**Task data**
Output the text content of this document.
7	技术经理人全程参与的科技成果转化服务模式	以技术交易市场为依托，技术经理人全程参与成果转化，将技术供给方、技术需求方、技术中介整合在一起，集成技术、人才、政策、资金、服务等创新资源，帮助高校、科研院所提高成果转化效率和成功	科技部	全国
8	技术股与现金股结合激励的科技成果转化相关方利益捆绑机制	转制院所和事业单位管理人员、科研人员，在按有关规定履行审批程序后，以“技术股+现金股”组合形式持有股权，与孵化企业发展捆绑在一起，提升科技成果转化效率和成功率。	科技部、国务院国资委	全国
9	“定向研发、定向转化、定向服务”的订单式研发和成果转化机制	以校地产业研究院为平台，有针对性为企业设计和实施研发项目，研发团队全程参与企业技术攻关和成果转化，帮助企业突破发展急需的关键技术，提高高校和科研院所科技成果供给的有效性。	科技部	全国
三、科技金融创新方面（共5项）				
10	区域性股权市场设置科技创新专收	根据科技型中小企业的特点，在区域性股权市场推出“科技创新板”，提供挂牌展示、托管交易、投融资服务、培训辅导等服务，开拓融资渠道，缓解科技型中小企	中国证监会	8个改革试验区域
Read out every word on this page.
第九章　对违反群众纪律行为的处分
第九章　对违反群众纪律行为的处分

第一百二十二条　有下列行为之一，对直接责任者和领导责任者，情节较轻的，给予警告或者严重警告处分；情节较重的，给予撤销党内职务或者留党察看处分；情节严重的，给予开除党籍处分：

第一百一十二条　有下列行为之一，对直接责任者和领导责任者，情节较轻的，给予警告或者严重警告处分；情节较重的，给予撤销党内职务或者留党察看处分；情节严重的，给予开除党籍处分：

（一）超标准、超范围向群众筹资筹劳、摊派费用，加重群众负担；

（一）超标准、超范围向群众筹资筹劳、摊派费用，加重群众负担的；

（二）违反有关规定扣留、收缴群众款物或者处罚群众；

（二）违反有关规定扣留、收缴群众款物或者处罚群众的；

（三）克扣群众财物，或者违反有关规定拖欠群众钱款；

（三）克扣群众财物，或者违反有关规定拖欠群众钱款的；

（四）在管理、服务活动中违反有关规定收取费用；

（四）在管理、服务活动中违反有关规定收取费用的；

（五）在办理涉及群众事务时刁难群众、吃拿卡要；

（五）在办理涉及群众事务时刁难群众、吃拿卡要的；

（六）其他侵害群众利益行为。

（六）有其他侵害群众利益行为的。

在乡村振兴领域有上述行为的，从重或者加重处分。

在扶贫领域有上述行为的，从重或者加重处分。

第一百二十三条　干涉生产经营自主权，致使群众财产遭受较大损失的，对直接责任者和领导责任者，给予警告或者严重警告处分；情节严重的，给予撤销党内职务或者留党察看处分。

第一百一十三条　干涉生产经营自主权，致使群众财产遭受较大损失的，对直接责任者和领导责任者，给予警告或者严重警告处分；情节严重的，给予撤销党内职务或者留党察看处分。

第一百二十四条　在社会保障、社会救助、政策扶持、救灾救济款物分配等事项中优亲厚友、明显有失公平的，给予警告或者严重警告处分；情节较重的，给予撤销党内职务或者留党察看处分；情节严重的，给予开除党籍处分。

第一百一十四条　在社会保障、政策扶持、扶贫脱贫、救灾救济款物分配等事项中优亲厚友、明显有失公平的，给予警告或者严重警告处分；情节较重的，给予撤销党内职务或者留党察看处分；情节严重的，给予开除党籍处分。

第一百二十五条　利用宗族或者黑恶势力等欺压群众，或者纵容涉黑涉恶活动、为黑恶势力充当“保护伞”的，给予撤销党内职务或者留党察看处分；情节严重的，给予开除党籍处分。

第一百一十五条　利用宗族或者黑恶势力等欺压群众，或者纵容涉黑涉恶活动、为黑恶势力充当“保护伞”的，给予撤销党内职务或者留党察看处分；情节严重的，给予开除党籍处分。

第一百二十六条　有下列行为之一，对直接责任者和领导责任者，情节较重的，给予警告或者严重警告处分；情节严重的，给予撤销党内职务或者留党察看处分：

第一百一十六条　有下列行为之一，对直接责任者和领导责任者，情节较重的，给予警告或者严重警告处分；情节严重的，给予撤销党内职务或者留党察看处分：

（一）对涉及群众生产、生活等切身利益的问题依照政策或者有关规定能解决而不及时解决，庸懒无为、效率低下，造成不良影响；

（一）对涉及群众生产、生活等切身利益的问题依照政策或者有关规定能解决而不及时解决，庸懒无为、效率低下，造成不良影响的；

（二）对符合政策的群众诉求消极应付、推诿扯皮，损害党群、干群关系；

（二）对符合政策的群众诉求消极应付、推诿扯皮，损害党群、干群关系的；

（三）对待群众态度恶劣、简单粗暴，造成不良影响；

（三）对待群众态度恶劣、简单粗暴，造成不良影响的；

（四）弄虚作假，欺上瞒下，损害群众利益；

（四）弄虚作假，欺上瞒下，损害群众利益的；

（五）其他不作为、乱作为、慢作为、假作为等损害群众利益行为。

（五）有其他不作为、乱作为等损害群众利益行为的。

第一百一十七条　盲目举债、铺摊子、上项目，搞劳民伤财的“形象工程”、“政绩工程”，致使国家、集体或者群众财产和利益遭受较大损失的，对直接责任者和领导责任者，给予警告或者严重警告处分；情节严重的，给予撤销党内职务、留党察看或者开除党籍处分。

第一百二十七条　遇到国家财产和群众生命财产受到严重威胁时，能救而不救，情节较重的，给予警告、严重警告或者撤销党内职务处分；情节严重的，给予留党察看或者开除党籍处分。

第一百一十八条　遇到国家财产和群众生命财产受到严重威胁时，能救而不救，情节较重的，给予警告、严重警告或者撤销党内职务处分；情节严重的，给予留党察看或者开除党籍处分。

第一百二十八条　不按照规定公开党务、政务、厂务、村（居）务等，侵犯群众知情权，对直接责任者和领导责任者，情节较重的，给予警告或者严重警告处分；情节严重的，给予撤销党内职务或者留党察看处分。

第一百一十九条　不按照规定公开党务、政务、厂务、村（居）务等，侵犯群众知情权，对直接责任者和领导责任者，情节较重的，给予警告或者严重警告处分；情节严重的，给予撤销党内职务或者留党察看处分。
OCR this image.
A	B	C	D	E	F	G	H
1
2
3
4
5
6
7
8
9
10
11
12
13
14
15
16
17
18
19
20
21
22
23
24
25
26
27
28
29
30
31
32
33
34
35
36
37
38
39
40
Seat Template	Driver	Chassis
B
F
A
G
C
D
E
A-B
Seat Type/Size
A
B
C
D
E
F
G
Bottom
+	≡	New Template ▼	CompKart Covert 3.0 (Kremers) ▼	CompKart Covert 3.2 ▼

**To be done**
Go through the data above and find the lines with the word "生活等切身利益的问题依照政策或者有关规定能解决而不及时解决". Copy each of those lines.

**In response**
（一）对涉及群众生产、生活等切身利益的问题依照政策或者有关规定能解决而不及时解决，庸懒无为、效率低下，造成不良影响；
（一）对涉及群众生产、生活等切身利益的问题依照政策或者有关规定能解决而不及时解决，庸懒无为、效率低下，造成不良影响的；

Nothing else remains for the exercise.